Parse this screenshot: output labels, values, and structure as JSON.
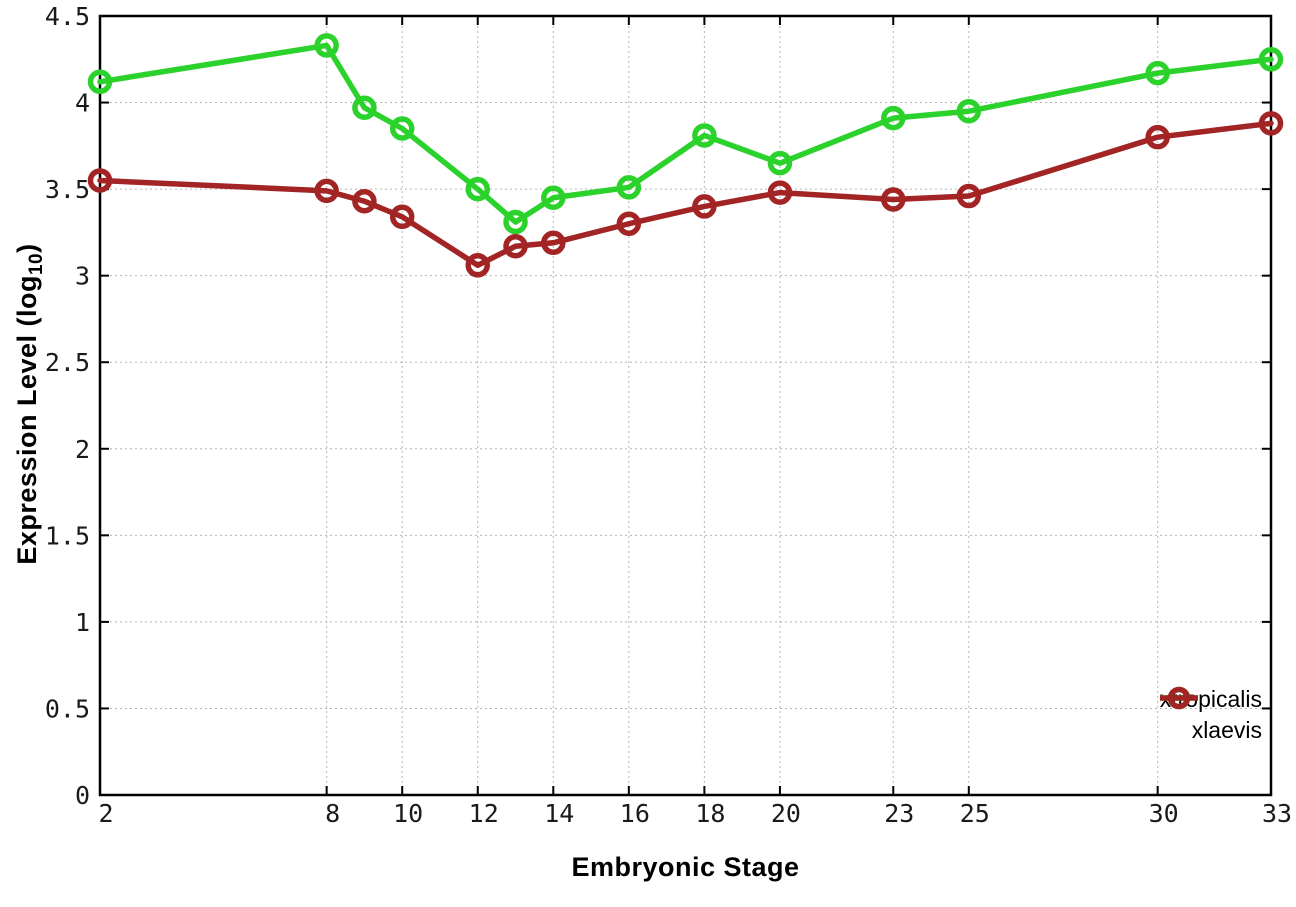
{
  "chart_data": {
    "type": "line",
    "title": "",
    "xlabel": "Embryonic Stage",
    "ylabel": "Expression Level (log10)",
    "ylabel_parts": {
      "pre": "Expression Level (log",
      "sub": "10",
      "post": ")"
    },
    "x": [
      2,
      8,
      9,
      10,
      12,
      13,
      14,
      16,
      18,
      20,
      23,
      25,
      30,
      33
    ],
    "series": [
      {
        "name": "xtropicalis",
        "color": "#2bd22b",
        "values": [
          4.12,
          4.33,
          3.97,
          3.85,
          3.5,
          3.31,
          3.45,
          3.51,
          3.81,
          3.65,
          3.91,
          3.95,
          4.17,
          4.25
        ]
      },
      {
        "name": "xlaevis",
        "color": "#a22424",
        "values": [
          3.55,
          3.49,
          3.43,
          3.34,
          3.06,
          3.17,
          3.19,
          3.3,
          3.4,
          3.48,
          3.44,
          3.46,
          3.8,
          3.88
        ]
      }
    ],
    "xticks": [
      2,
      8,
      10,
      12,
      14,
      16,
      18,
      20,
      23,
      25,
      30,
      33
    ],
    "xtick_labels": [
      "2",
      "8",
      "10",
      "12",
      "14",
      "16",
      "18",
      "20",
      "23",
      "25",
      "30",
      "33"
    ],
    "yticks": [
      0,
      0.5,
      1,
      1.5,
      2,
      2.5,
      3,
      3.5,
      4,
      4.5
    ],
    "ytick_labels": [
      "0",
      "0.5",
      "1",
      "1.5",
      "2",
      "2.5",
      "3",
      "3.5",
      "4",
      "4.5"
    ],
    "xlim": [
      2,
      33
    ],
    "ylim": [
      0,
      4.5
    ],
    "grid": true,
    "legend_position": "bottom-right"
  },
  "style": {
    "background": "#ffffff",
    "axis_color": "#000000",
    "grid_color": "#b5b5b5",
    "tick_label_color": "#1a1a1a"
  }
}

========================

**WHAT THIS TASK INVOLVES**: Retype the records exactly. Any image in them should not appear in what you write.

**SOLUTION TO THIS TASK**:
Parse this screenshot: output labels, values, and structure as JSON.
{
  "chart_data": {
    "type": "line",
    "title": "",
    "xlabel": "Embryonic Stage",
    "ylabel": "Expression Level (log10)",
    "ylabel_parts": {
      "pre": "Expression Level (log",
      "sub": "10",
      "post": ")"
    },
    "x": [
      2,
      8,
      9,
      10,
      12,
      13,
      14,
      16,
      18,
      20,
      23,
      25,
      30,
      33
    ],
    "series": [
      {
        "name": "xtropicalis",
        "color": "#2bd22b",
        "values": [
          4.12,
          4.33,
          3.97,
          3.85,
          3.5,
          3.31,
          3.45,
          3.51,
          3.81,
          3.65,
          3.91,
          3.95,
          4.17,
          4.25
        ]
      },
      {
        "name": "xlaevis",
        "color": "#a22424",
        "values": [
          3.55,
          3.49,
          3.43,
          3.34,
          3.06,
          3.17,
          3.19,
          3.3,
          3.4,
          3.48,
          3.44,
          3.46,
          3.8,
          3.88
        ]
      }
    ],
    "xticks": [
      2,
      8,
      10,
      12,
      14,
      16,
      18,
      20,
      23,
      25,
      30,
      33
    ],
    "xtick_labels": [
      "2",
      "8",
      "10",
      "12",
      "14",
      "16",
      "18",
      "20",
      "23",
      "25",
      "30",
      "33"
    ],
    "yticks": [
      0,
      0.5,
      1,
      1.5,
      2,
      2.5,
      3,
      3.5,
      4,
      4.5
    ],
    "ytick_labels": [
      "0",
      "0.5",
      "1",
      "1.5",
      "2",
      "2.5",
      "3",
      "3.5",
      "4",
      "4.5"
    ],
    "xlim": [
      2,
      33
    ],
    "ylim": [
      0,
      4.5
    ],
    "grid": true,
    "legend_position": "bottom-right"
  },
  "style": {
    "background": "#ffffff",
    "axis_color": "#000000",
    "grid_color": "#b5b5b5",
    "tick_label_color": "#1a1a1a"
  }
}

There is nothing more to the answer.